§ What the exercise asks
Look through the records below, and copy out every line that holds the string "xlabel".

§ Dataset records
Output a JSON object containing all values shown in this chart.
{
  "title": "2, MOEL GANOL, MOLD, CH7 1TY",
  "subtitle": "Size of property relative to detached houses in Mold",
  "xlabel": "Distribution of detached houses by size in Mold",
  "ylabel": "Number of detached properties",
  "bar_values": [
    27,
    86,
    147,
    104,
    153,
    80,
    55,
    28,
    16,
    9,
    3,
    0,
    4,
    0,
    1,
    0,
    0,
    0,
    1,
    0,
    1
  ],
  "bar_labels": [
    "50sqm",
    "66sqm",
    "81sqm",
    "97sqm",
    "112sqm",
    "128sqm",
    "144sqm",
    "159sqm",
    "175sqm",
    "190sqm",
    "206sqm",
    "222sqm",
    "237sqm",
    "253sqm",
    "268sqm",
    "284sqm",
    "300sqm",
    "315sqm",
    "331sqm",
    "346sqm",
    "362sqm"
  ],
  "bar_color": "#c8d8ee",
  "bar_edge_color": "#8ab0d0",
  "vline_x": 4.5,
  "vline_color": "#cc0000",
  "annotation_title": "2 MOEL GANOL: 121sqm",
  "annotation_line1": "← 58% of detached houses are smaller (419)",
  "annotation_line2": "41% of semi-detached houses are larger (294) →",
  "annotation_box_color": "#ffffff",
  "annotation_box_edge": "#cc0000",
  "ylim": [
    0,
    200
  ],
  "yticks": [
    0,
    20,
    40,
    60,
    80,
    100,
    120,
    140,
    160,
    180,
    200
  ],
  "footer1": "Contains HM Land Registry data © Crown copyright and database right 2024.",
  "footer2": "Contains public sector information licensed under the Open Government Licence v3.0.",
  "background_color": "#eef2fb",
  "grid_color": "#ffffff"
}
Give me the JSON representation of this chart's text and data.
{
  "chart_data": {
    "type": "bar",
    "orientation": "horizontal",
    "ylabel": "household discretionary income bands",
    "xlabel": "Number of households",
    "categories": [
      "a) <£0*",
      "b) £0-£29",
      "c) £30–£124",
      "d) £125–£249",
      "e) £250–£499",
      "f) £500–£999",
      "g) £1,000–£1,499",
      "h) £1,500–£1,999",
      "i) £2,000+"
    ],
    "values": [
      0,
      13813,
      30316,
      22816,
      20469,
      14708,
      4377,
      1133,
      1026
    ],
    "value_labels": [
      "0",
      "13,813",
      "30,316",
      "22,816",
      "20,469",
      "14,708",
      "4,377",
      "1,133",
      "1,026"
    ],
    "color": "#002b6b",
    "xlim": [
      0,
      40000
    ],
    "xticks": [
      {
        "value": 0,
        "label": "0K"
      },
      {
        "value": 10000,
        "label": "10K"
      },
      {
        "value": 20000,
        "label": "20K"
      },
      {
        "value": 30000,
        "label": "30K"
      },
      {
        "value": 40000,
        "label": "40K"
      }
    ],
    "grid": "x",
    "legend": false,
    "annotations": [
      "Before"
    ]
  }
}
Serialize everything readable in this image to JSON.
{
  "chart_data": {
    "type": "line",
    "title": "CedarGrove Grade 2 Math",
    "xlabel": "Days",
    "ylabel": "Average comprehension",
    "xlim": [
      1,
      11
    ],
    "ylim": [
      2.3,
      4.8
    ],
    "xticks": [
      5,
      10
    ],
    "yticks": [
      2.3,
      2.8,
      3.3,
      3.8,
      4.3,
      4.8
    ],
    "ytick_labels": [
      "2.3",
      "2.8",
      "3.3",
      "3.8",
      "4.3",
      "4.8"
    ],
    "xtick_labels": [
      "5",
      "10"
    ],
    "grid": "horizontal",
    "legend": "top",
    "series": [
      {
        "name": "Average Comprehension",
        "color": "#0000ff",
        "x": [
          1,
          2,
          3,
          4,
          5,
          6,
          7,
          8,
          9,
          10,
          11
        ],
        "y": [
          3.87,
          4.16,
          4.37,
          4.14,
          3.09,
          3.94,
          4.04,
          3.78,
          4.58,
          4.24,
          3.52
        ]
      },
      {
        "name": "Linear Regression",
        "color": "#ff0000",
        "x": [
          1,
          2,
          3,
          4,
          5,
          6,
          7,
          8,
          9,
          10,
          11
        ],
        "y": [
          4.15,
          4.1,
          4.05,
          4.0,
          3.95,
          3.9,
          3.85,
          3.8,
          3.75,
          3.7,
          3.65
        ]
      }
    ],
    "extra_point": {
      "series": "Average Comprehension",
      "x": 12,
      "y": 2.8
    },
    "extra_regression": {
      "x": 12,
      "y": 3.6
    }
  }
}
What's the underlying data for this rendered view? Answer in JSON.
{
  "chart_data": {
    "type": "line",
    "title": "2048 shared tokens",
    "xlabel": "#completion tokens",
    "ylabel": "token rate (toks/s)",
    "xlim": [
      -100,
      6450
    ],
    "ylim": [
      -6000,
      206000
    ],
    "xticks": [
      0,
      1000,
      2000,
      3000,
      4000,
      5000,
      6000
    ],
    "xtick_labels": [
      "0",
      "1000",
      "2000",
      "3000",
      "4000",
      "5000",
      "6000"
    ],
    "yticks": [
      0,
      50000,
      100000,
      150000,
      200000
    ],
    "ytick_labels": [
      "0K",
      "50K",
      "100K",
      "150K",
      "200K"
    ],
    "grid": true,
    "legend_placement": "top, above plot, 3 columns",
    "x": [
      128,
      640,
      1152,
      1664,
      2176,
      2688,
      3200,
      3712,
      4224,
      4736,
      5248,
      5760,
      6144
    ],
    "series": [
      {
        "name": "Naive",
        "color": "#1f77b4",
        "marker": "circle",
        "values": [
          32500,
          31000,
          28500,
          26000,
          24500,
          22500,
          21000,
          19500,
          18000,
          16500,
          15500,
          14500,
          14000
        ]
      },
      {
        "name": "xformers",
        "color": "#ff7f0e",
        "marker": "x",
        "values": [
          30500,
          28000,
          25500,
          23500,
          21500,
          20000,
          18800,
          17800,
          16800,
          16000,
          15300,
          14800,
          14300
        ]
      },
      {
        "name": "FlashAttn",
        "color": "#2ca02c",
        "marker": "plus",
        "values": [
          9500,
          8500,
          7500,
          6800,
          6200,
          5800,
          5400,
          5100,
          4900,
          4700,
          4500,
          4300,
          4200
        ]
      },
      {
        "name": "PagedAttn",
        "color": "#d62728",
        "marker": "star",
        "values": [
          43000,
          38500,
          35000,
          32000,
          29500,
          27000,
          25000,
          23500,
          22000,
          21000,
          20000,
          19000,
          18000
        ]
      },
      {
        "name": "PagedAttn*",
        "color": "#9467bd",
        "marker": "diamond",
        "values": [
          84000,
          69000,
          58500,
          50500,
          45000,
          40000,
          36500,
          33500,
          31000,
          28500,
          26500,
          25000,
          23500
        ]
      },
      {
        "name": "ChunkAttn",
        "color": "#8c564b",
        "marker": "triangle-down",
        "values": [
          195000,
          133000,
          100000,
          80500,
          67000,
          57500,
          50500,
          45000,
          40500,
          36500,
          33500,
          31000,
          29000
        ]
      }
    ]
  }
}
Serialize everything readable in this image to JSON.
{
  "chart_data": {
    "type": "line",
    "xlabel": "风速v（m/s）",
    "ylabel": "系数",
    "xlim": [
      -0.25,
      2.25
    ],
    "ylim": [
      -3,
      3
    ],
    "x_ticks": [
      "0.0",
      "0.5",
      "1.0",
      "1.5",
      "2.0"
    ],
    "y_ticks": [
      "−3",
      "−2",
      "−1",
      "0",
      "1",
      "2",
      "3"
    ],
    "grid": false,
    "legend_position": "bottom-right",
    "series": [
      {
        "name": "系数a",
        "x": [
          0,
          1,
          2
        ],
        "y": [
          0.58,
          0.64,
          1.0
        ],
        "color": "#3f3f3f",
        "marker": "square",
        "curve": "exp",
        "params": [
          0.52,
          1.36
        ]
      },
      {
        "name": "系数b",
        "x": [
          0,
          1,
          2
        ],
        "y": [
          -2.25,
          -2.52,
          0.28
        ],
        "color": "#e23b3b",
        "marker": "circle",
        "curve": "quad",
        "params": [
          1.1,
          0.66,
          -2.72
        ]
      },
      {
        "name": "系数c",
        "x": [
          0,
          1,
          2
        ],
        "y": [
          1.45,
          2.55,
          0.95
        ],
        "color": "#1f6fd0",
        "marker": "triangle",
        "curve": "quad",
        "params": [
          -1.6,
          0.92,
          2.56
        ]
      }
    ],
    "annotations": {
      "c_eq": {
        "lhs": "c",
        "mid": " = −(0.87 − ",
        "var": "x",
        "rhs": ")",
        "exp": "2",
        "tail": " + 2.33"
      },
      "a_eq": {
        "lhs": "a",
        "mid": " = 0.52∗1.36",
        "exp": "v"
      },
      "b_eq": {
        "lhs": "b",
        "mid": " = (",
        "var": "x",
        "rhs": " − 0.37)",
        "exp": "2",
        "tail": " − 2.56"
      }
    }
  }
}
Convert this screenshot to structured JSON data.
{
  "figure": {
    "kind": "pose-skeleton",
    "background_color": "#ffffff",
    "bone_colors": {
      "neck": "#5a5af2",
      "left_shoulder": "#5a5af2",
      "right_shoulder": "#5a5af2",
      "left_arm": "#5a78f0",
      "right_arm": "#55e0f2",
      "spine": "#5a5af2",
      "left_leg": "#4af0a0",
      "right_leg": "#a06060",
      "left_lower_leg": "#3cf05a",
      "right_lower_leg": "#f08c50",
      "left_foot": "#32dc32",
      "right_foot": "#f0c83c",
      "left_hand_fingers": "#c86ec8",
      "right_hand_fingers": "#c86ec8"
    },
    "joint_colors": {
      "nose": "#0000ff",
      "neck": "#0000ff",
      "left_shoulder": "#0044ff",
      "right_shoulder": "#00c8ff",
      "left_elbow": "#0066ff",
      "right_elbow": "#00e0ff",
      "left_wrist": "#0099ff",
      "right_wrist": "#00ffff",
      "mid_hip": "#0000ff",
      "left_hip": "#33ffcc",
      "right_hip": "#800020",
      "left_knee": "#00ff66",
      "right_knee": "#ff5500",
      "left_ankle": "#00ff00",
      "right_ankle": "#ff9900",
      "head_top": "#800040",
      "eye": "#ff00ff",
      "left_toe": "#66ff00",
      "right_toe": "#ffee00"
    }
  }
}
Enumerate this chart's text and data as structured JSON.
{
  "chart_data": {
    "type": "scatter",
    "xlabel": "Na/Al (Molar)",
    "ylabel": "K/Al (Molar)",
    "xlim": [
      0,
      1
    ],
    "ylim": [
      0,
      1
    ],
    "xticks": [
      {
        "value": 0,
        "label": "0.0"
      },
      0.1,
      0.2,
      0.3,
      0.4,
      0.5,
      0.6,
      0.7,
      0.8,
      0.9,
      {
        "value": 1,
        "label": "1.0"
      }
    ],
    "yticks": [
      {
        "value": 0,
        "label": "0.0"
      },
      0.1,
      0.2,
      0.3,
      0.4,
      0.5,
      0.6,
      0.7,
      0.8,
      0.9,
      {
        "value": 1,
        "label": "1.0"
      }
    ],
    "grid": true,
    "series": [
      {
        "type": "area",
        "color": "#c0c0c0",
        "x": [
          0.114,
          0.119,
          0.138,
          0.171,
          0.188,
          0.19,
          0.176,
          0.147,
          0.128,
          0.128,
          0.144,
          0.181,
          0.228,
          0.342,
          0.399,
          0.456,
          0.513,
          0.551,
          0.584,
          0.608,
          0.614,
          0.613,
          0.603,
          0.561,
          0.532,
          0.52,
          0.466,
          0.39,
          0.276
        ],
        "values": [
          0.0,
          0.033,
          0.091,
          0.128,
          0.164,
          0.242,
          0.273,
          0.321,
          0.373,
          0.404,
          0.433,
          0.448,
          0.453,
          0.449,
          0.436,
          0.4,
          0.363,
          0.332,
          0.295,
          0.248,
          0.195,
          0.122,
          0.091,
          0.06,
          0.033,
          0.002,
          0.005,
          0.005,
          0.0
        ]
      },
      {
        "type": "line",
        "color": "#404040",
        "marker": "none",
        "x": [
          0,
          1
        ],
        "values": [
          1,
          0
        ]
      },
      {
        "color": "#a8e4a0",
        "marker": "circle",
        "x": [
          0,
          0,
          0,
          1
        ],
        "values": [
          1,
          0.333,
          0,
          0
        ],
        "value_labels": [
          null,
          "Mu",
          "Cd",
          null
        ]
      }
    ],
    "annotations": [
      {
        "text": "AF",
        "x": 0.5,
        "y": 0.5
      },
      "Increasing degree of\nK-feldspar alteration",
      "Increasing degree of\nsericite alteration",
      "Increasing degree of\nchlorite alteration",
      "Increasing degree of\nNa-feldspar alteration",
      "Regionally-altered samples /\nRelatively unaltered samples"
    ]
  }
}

§ The reply
  "xlabel": "Distribution of detached houses by size in Mold",
    "xlabel": "Number of households",
    "xlabel": "Days",
    "xlabel": "#completion tokens",
    "xlabel": "风速v（m/s）",
    "xlabel": "Na/Al (Molar)",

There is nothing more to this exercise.